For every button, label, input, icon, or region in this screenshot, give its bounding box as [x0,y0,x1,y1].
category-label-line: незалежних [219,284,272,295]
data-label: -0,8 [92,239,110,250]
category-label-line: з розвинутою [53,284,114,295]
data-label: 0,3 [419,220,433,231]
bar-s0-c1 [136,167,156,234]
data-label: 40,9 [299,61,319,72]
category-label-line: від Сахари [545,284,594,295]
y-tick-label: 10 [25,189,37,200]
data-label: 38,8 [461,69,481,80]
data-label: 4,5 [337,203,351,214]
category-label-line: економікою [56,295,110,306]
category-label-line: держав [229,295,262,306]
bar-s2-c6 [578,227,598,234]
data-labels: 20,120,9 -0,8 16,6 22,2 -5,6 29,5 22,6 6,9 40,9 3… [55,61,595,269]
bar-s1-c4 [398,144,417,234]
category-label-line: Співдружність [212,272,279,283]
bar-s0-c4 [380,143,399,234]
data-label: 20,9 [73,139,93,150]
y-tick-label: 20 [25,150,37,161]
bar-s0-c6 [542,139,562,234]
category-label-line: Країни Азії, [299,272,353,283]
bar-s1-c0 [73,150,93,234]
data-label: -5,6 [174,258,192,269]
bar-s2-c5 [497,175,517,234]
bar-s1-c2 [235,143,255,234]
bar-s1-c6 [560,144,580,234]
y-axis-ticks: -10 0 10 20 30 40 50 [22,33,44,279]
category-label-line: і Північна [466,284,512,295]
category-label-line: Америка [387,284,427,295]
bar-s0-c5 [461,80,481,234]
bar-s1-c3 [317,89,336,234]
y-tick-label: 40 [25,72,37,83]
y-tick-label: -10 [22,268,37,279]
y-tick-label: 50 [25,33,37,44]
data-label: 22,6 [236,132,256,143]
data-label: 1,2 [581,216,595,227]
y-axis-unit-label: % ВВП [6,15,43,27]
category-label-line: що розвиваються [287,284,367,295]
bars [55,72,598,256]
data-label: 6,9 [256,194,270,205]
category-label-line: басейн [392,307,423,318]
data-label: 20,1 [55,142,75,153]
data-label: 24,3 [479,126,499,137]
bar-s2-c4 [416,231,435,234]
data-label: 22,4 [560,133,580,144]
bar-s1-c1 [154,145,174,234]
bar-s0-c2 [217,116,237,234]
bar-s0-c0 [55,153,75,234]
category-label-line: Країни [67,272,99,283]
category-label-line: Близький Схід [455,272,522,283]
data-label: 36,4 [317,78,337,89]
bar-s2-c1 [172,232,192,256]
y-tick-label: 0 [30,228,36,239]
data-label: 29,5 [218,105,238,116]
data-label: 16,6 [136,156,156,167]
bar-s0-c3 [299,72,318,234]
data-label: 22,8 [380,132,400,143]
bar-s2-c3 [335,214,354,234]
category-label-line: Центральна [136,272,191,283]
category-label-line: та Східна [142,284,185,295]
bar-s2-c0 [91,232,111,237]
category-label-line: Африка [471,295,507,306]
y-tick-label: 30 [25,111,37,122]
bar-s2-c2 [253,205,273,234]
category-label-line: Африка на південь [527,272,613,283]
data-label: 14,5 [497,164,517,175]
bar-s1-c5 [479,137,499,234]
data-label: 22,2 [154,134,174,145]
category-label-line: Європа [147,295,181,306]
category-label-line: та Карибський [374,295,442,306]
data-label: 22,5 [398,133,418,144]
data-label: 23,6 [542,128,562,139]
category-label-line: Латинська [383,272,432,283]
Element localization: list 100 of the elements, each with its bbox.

------

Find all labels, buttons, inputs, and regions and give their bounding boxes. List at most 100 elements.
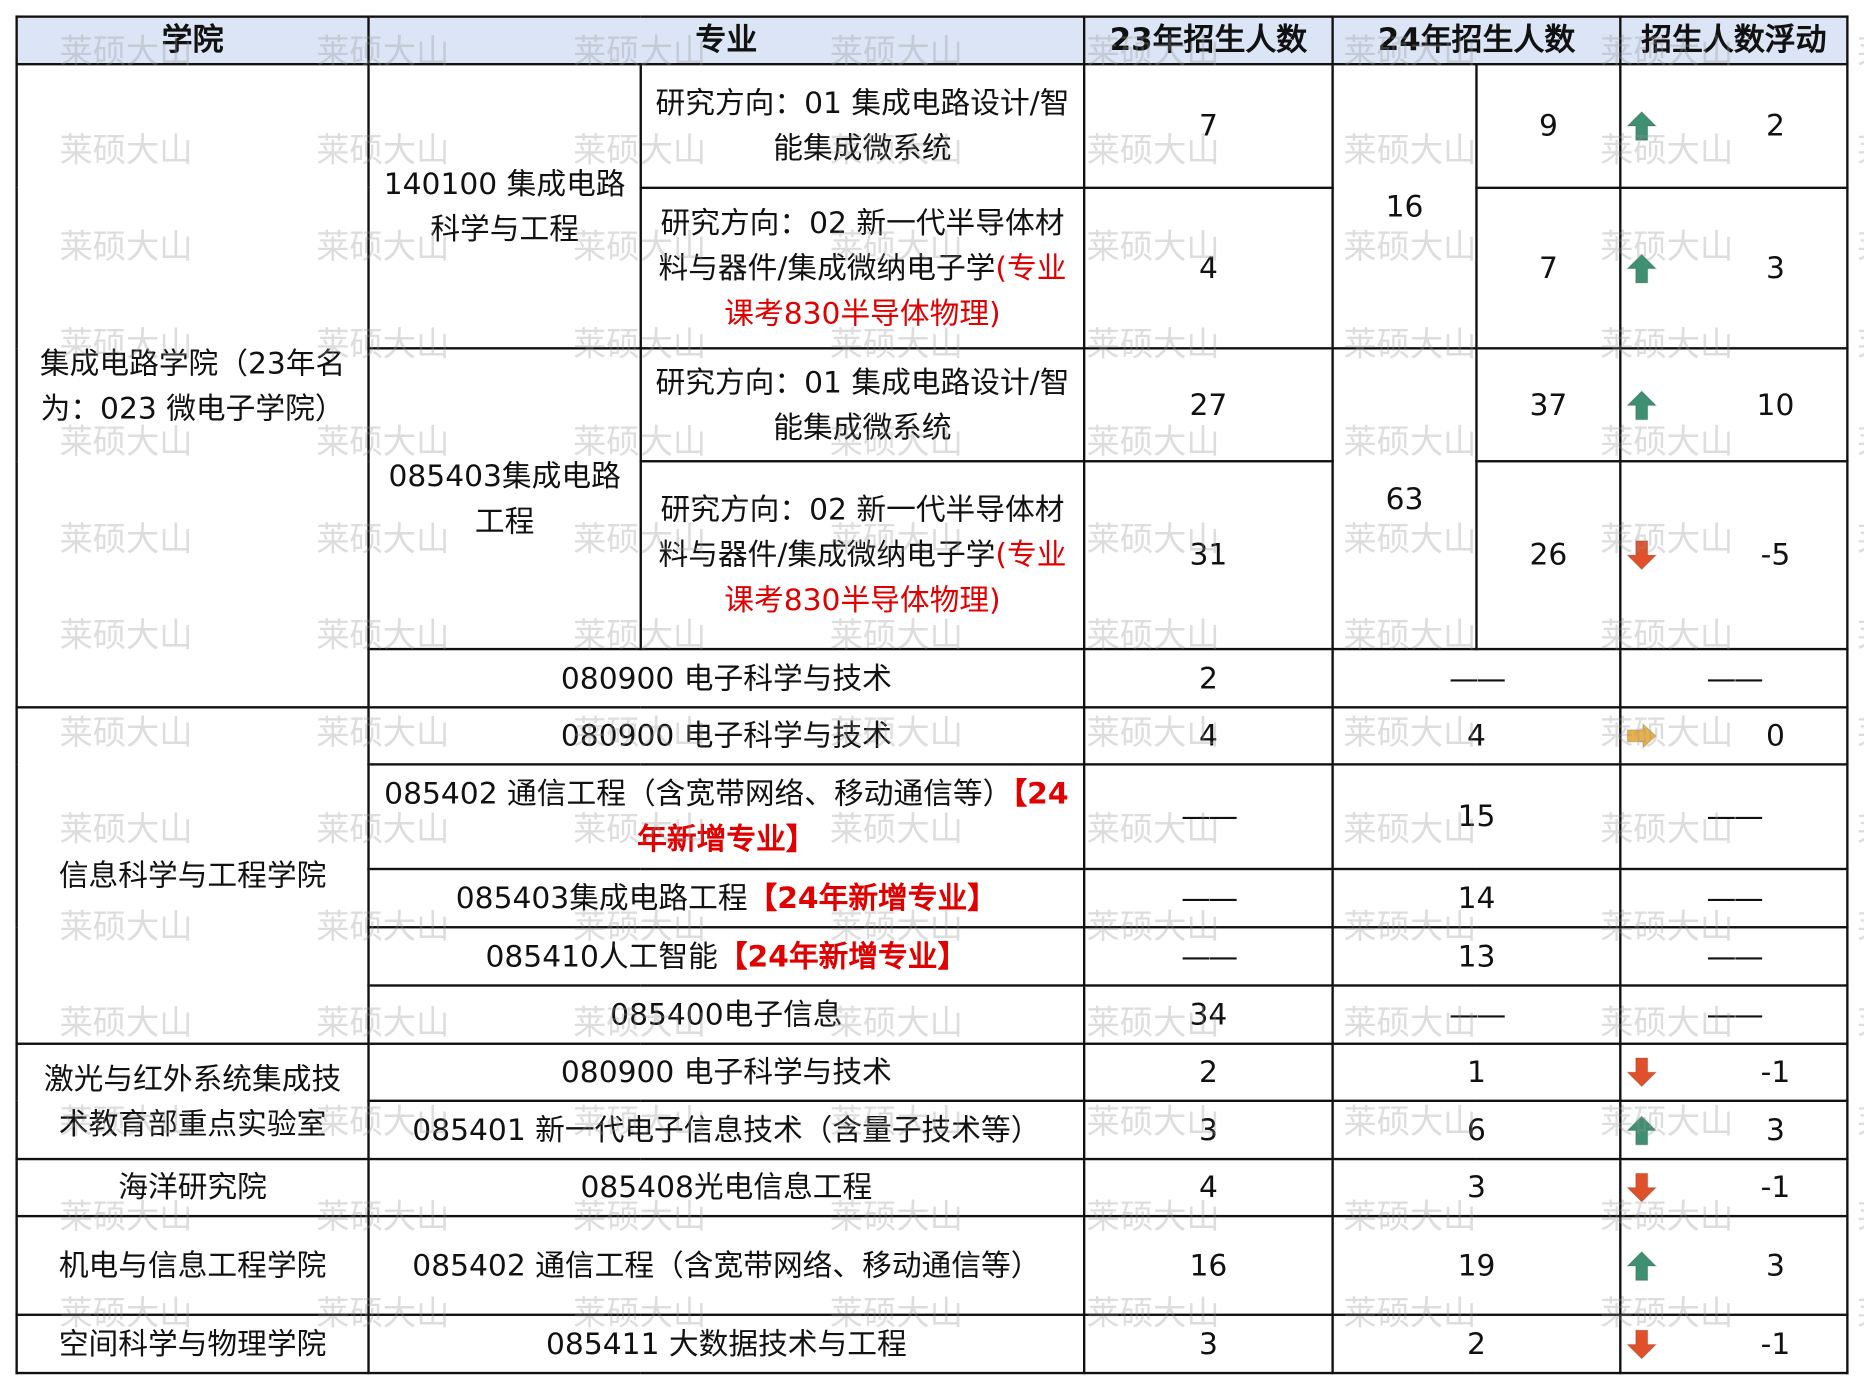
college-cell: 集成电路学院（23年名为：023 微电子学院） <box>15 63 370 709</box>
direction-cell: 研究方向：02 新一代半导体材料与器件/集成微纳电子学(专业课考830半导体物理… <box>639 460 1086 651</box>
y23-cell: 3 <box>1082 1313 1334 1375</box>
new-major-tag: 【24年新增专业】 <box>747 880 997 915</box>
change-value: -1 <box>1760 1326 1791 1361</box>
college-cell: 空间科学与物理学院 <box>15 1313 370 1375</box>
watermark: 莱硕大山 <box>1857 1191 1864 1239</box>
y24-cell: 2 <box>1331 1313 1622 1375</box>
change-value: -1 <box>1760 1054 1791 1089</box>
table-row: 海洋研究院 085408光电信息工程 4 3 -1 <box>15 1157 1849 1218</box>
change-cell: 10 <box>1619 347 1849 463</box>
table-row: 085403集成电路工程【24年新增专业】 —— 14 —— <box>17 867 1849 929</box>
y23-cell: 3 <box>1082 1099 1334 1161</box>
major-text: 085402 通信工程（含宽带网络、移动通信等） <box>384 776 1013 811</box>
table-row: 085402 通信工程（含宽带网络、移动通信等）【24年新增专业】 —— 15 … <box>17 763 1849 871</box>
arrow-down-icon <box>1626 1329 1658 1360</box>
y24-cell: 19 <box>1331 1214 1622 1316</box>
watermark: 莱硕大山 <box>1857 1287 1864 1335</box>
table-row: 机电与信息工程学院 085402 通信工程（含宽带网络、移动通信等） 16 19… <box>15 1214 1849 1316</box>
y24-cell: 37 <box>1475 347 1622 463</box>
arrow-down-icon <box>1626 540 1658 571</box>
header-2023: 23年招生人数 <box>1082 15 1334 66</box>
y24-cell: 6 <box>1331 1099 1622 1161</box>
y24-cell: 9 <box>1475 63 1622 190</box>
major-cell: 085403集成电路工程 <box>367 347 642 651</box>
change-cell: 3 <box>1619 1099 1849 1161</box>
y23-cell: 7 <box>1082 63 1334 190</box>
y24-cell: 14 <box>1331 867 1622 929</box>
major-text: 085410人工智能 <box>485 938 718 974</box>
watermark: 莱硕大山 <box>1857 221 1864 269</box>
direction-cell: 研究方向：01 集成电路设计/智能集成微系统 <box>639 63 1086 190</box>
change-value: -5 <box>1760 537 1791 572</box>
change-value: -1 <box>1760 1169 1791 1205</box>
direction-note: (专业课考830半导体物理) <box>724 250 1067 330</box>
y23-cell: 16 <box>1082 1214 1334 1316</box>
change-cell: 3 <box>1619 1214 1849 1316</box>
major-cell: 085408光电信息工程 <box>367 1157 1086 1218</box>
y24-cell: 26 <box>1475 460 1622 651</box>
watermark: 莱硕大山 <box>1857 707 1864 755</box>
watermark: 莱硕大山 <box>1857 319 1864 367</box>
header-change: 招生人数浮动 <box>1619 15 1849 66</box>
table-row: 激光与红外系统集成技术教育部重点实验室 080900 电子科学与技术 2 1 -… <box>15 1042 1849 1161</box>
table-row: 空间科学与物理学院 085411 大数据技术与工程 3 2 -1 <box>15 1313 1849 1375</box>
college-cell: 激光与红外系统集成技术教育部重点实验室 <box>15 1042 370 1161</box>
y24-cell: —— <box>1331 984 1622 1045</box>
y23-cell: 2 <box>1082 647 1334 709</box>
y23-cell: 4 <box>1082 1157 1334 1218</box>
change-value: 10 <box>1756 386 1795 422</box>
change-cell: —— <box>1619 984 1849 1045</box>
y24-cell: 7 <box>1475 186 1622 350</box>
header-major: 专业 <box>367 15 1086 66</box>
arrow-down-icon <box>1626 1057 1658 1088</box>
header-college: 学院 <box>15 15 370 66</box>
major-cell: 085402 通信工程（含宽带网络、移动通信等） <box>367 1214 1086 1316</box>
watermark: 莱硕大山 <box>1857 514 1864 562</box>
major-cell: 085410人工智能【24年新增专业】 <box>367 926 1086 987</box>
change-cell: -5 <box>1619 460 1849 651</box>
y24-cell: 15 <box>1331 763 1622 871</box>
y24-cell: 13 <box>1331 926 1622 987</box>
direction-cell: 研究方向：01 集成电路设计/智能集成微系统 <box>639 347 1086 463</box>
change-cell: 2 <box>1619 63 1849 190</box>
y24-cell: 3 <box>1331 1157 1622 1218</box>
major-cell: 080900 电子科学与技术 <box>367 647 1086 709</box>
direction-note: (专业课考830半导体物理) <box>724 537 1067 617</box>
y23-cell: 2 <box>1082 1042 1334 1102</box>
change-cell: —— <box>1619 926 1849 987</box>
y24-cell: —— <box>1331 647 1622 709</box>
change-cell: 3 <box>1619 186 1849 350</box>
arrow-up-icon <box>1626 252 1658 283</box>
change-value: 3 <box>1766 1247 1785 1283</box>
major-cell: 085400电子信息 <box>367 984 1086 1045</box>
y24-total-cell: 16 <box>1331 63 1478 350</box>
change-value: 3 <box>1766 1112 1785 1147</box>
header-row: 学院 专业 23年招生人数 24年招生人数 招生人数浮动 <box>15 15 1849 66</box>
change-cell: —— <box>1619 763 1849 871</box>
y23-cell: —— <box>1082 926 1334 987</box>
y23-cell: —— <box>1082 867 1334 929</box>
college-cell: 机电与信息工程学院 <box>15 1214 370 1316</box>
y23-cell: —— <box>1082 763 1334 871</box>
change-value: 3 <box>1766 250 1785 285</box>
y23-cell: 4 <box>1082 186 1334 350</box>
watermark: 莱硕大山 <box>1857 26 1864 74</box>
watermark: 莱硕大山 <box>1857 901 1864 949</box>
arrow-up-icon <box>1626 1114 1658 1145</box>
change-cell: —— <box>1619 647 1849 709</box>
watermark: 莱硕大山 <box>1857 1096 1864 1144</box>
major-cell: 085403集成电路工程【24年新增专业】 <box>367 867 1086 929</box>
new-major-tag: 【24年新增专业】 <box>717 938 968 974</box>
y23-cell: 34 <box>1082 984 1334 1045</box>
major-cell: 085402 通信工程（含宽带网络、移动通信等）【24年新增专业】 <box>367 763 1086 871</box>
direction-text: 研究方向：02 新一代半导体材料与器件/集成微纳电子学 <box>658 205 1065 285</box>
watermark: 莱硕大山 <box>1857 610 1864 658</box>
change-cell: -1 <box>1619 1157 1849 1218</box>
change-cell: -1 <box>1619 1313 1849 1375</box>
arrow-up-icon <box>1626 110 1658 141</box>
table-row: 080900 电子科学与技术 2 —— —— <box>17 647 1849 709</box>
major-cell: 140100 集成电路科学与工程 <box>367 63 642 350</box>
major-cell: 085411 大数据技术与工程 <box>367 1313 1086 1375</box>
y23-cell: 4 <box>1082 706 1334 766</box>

------

-- Aufgabenstellung --
Gib die Zeilen wortgetreu wieder, beginnend mit der Zeile, die „For every button, label, input, icon, or“ enthält, und endend mit der Zeile, die „bar-s2-c6 [578,227,598,234]“ enthält, beide Zeilen eingeschlossen.

-- Bearbeitete Aufgabe --
For every button, label, input, icon, or region in this screenshot, give its bounding box as [x0,y0,x1,y1].
category-label-line: незалежних [219,284,272,295]
data-label: -0,8 [92,239,110,250]
category-label-line: з розвинутою [53,284,114,295]
data-label: 0,3 [419,220,433,231]
bar-s0-c1 [136,167,156,234]
data-label: 40,9 [299,61,319,72]
category-label-line: від Сахари [545,284,594,295]
y-tick-label: 10 [25,189,37,200]
data-label: 38,8 [461,69,481,80]
data-label: 4,5 [337,203,351,214]
category-label-line: економікою [56,295,110,306]
category-label-line: держав [229,295,262,306]
bar-s2-c6 [578,227,598,234]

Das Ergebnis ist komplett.